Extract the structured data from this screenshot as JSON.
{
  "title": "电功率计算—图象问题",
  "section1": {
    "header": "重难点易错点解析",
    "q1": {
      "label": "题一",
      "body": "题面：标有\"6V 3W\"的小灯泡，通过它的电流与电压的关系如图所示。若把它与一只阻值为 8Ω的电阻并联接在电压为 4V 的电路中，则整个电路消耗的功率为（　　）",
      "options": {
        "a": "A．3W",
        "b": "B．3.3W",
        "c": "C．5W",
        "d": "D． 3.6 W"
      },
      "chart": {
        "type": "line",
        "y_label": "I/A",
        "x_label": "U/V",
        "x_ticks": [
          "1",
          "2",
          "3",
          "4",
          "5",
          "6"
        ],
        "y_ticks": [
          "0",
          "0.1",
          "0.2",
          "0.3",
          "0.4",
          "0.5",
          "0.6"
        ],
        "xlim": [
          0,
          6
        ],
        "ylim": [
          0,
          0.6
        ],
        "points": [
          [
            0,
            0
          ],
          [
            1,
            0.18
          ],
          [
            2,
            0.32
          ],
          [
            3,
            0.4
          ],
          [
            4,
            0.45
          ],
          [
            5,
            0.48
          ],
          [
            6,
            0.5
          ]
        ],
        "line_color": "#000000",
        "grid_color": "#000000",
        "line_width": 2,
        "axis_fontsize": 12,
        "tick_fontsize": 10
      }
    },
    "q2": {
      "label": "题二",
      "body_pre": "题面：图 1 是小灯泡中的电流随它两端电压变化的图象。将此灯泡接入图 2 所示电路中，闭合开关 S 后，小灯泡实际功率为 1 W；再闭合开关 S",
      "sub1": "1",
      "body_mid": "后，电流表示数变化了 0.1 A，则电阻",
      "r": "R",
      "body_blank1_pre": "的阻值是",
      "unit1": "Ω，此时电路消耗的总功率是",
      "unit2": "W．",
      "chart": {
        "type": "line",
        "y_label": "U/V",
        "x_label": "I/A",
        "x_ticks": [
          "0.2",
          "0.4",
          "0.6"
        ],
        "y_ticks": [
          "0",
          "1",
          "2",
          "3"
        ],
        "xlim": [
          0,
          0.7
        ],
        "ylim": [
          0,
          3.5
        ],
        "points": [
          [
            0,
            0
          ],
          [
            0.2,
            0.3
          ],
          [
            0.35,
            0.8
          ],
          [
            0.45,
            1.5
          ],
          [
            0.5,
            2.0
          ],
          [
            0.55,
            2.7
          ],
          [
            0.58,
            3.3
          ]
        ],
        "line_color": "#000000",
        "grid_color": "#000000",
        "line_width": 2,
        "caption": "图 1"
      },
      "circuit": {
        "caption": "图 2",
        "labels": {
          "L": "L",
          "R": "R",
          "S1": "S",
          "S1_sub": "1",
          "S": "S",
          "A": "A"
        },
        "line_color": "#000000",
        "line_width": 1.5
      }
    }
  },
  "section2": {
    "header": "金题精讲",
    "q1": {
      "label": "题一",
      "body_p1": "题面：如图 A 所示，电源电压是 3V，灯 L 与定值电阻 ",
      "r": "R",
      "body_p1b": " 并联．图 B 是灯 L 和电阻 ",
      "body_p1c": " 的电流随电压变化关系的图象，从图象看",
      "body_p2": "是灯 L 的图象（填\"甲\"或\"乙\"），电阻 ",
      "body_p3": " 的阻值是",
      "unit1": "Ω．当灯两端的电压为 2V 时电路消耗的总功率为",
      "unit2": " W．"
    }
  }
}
------------------------------------
#### Task to carry out
The records above should all be quoted exactly, please.

#### Finished exercise
Extract the structured data from this screenshot as JSON.
{
  "title": "电功率计算—图象问题",
  "section1": {
    "header": "重难点易错点解析",
    "q1": {
      "label": "题一",
      "body": "题面：标有\"6V 3W\"的小灯泡，通过它的电流与电压的关系如图所示。若把它与一只阻值为 8Ω的电阻并联接在电压为 4V 的电路中，则整个电路消耗的功率为（　　）",
      "options": {
        "a": "A．3W",
        "b": "B．3.3W",
        "c": "C．5W",
        "d": "D． 3.6 W"
      },
      "chart": {
        "type": "line",
        "y_label": "I/A",
        "x_label": "U/V",
        "x_ticks": [
          "1",
          "2",
          "3",
          "4",
          "5",
          "6"
        ],
        "y_ticks": [
          "0",
          "0.1",
          "0.2",
          "0.3",
          "0.4",
          "0.5",
          "0.6"
        ],
        "xlim": [
          0,
          6
        ],
        "ylim": [
          0,
          0.6
        ],
        "points": [
          [
            0,
            0
          ],
          [
            1,
            0.18
          ],
          [
            2,
            0.32
          ],
          [
            3,
            0.4
          ],
          [
            4,
            0.45
          ],
          [
            5,
            0.48
          ],
          [
            6,
            0.5
          ]
        ],
        "line_color": "#000000",
        "grid_color": "#000000",
        "line_width": 2,
        "axis_fontsize": 12,
        "tick_fontsize": 10
      }
    },
    "q2": {
      "label": "题二",
      "body_pre": "题面：图 1 是小灯泡中的电流随它两端电压变化的图象。将此灯泡接入图 2 所示电路中，闭合开关 S 后，小灯泡实际功率为 1 W；再闭合开关 S",
      "sub1": "1",
      "body_mid": "后，电流表示数变化了 0.1 A，则电阻",
      "r": "R",
      "body_blank1_pre": "的阻值是",
      "unit1": "Ω，此时电路消耗的总功率是",
      "unit2": "W．",
      "chart": {
        "type": "line",
        "y_label": "U/V",
        "x_label": "I/A",
        "x_ticks": [
          "0.2",
          "0.4",
          "0.6"
        ],
        "y_ticks": [
          "0",
          "1",
          "2",
          "3"
        ],
        "xlim": [
          0,
          0.7
        ],
        "ylim": [
          0,
          3.5
        ],
        "points": [
          [
            0,
            0
          ],
          [
            0.2,
            0.3
          ],
          [
            0.35,
            0.8
          ],
          [
            0.45,
            1.5
          ],
          [
            0.5,
            2.0
          ],
          [
            0.55,
            2.7
          ],
          [
            0.58,
            3.3
          ]
        ],
        "line_color": "#000000",
        "grid_color": "#000000",
        "line_width": 2,
        "caption": "图 1"
      },
      "circuit": {
        "caption": "图 2",
        "labels": {
          "L": "L",
          "R": "R",
          "S1": "S",
          "S1_sub": "1",
          "S": "S",
          "A": "A"
        },
        "line_color": "#000000",
        "line_width": 1.5
      }
    }
  },
  "section2": {
    "header": "金题精讲",
    "q1": {
      "label": "题一",
      "body_p1": "题面：如图 A 所示，电源电压是 3V，灯 L 与定值电阻 ",
      "r": "R",
      "body_p1b": " 并联．图 B 是灯 L 和电阻 ",
      "body_p1c": " 的电流随电压变化关系的图象，从图象看",
      "body_p2": "是灯 L 的图象（填\"甲\"或\"乙\"），电阻 ",
      "body_p3": " 的阻值是",
      "unit1": "Ω．当灯两端的电压为 2V 时电路消耗的总功率为",
      "unit2": " W．"
    }
  }
}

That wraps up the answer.